[START]

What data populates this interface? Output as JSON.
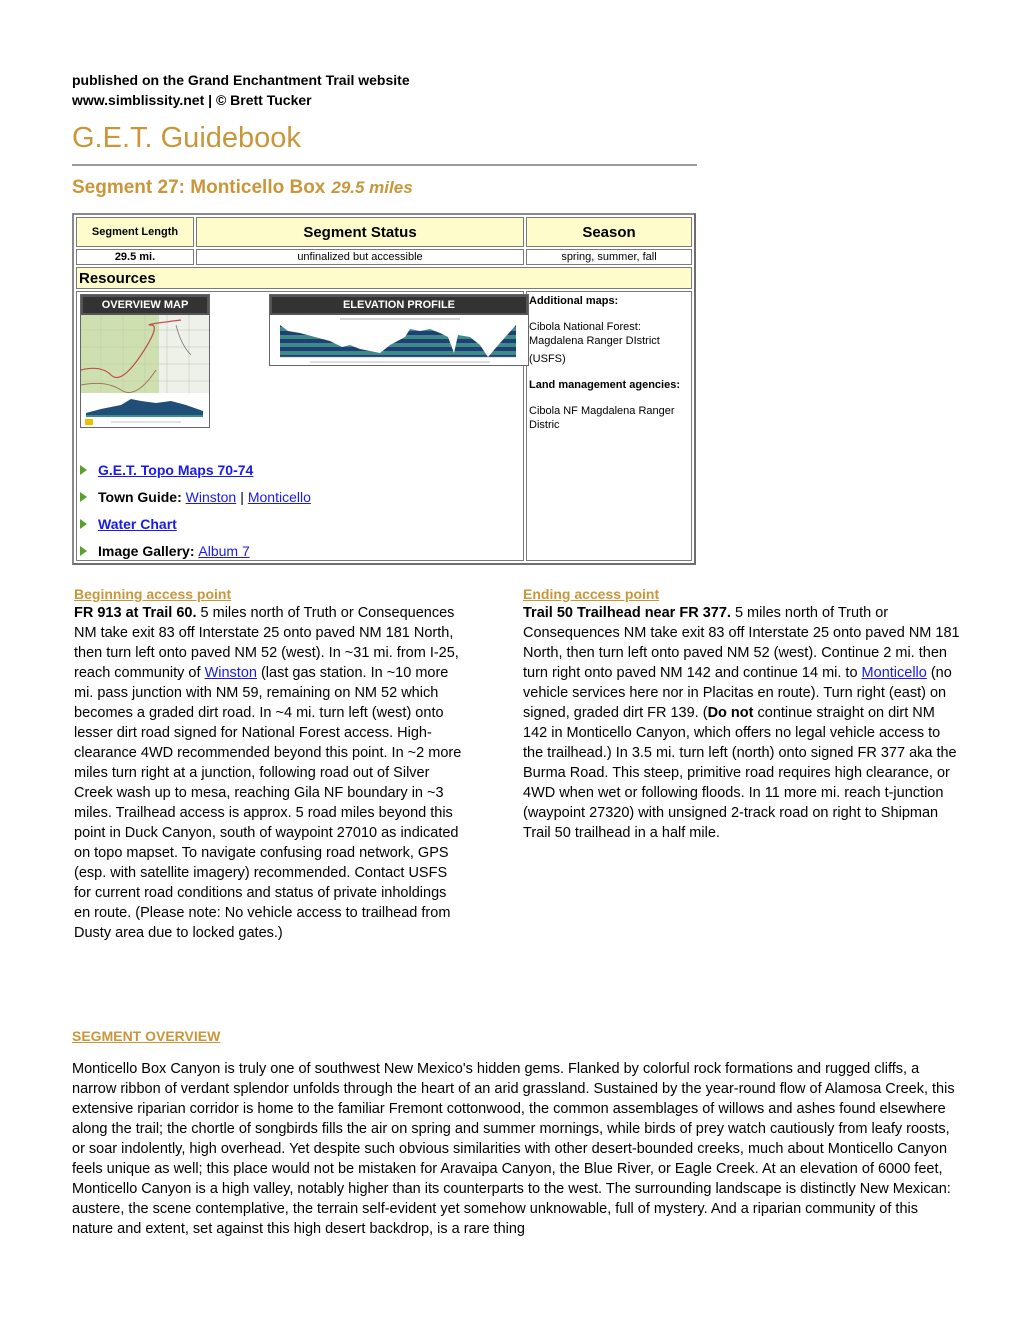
{
  "header": {
    "published_line": "published on the Grand Enchantment Trail website",
    "credit_line": "www.simblissity.net | © Brett Tucker",
    "title": "G.E.T. Guidebook",
    "segment_title": "Segment 27: Monticello Box",
    "segment_miles": "29.5 miles"
  },
  "info_table": {
    "columns": [
      "Segment Length",
      "Segment Status",
      "Season"
    ],
    "values": [
      "29.5 mi.",
      "unfinalized but accessible",
      "spring, summer, fall"
    ],
    "resources_label": "Resources",
    "overview_map_label": "OVERVIEW MAP",
    "elevation_profile_label": "ELEVATION PROFILE",
    "links": {
      "topo_maps": "G.E.T. Topo Maps 70-74",
      "town_guide_label": "Town Guide:",
      "town_1": "Winston",
      "town_sep": "|",
      "town_2": "Monticello",
      "water_chart": "Water Chart",
      "gallery_label": "Image Gallery:",
      "gallery_link": "Album 7"
    },
    "side": {
      "additional_maps_label": "Additional maps:",
      "additional_maps_text": "Cibola National Forest: Magdalena Ranger DIstrict",
      "additional_maps_agency": "(USFS)",
      "land_mgmt_label": "Land management agencies:",
      "land_mgmt_text": "Cibola NF Magdalena Ranger Distric"
    }
  },
  "beginning": {
    "heading": "Beginning access point",
    "lead": "FR 913 at Trail 60.",
    "text_1": " 5 miles north of Truth or Consequences NM take exit 83 off Interstate 25 onto paved NM 181 North, then turn left onto paved NM 52 (west). In ~31 mi. from I-25, reach community of ",
    "link": "Winston",
    "text_2": " (last gas station. In ~10 more mi. pass junction with NM 59, remaining on NM 52 which becomes a graded dirt road. In ~4 mi. turn left (west) onto lesser dirt road signed for National Forest access. High-clearance 4WD recommended beyond this point. In ~2 more miles turn right at a junction, following road out of Silver Creek wash up to mesa, reaching Gila NF boundary in ~3 miles. Trailhead access is approx. 5 road miles beyond this point in Duck Canyon, south of waypoint 27010 as indicated on topo mapset. To navigate confusing road network, GPS (esp. with satellite imagery) recommended. Contact USFS for current road conditions and status of private inholdings en route. (Please note: No vehicle access to trailhead from Dusty area due to locked gates.)"
  },
  "ending": {
    "heading": "Ending access point",
    "lead": "Trail 50 Trailhead near FR 377.",
    "text_1": " 5 miles north of Truth or Consequences NM take exit 83 off Interstate 25 onto paved NM 181 North, then turn left onto paved NM 52 (west). Continue 2 mi. then turn right onto paved NM 142 and continue 14 mi. to ",
    "link": "Monticello",
    "text_2": " (no vehicle services here nor in Placitas en route). Turn right (east) on signed, graded dirt FR 139. (",
    "bold_2": "Do not",
    "text_3": " continue straight on dirt NM 142 in Monticello Canyon, which offers no legal vehicle access to the trailhead.) In 3.5 mi. turn left (north) onto signed FR 377 aka the Burma Road. This steep, primitive road requires high clearance, or 4WD when wet or following floods. In 11 more mi. reach t-junction (waypoint 27320) with unsigned 2-track road on right to Shipman Trail 50 trailhead in a half mile."
  },
  "overview": {
    "heading": "SEGMENT OVERVIEW",
    "text": "Monticello Box Canyon is truly one of southwest New Mexico's hidden gems. Flanked by colorful rock formations and rugged cliffs, a narrow ribbon of verdant splendor unfolds through the heart of an arid grassland. Sustained by the year-round flow of Alamosa Creek, this extensive riparian corridor is home to the familiar Fremont cottonwood, the common assemblages of willows and ashes found elsewhere along the trail; the chortle of songbirds fills the air on spring and summer mornings, while birds of prey watch cautiously from leafy roosts, or soar indolently, high overhead. Yet despite such obvious similarities with other desert-bounded creeks, much about Monticello Canyon feels unique as well; this place would not be mistaken for Aravaipa Canyon, the Blue River, or Eagle Creek. At an elevation of 6000 feet, Monticello Canyon is a high valley, notably higher than its counterparts to the west. The surrounding landscape is distinctly New Mexican: austere, the scene contemplative, the terrain self-evident yet somehow unknowable, full of mystery. And a riparian community of this nature and extent, set against this high desert backdrop, is a rare thing"
  },
  "colors": {
    "accent_gold": "#c9973a",
    "table_header_bg": "#fffccc",
    "link_blue": "#1a1aee",
    "bullet_green": "#5aa02c"
  }
}
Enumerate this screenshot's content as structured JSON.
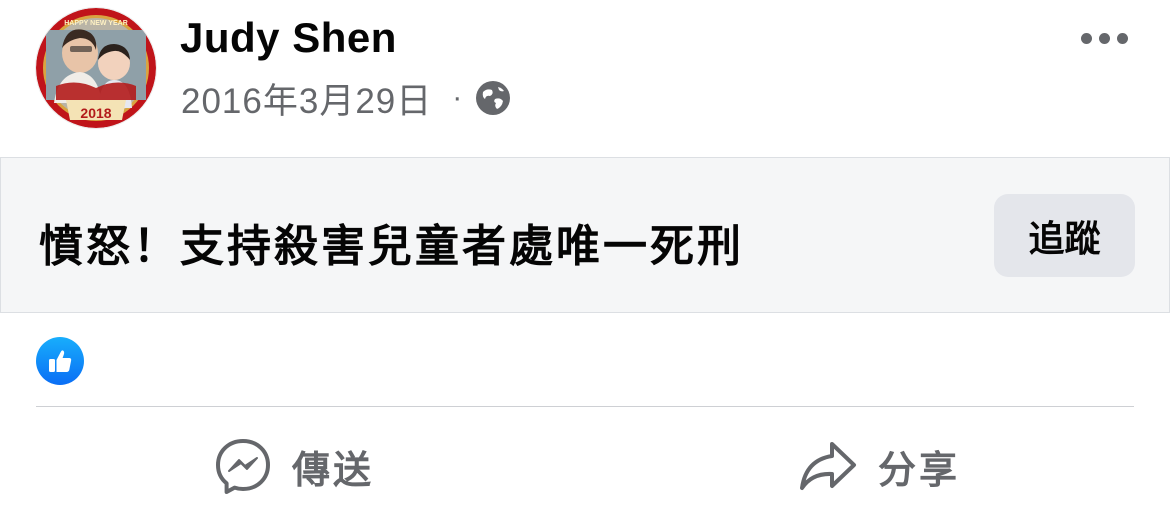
{
  "post": {
    "author": "Judy Shen",
    "date": "2016年3月29日",
    "separator": "·",
    "privacy_icon": "globe-icon",
    "avatar_badge_text": "2018",
    "avatar_banner_text": "HAPPY NEW YEAR"
  },
  "group": {
    "title": "憤怒！支持殺害兒童者處唯一死刑",
    "follow_label": "追蹤"
  },
  "reactions": {
    "icon": "like-icon"
  },
  "actions": {
    "send_label": "傳送",
    "share_label": "分享"
  },
  "colors": {
    "like_blue": "#1877f2",
    "secondary_text": "#65676b",
    "card_bg": "#f5f6f7",
    "button_bg": "#e4e6eb"
  }
}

[END]

(TASK STATEMENT):
Pull out all lines from the entries above that include the word "JSON".

(SOLUTION):
What data populates this interface? Output as JSON.
Enumerate this screenshot's content as structured JSON.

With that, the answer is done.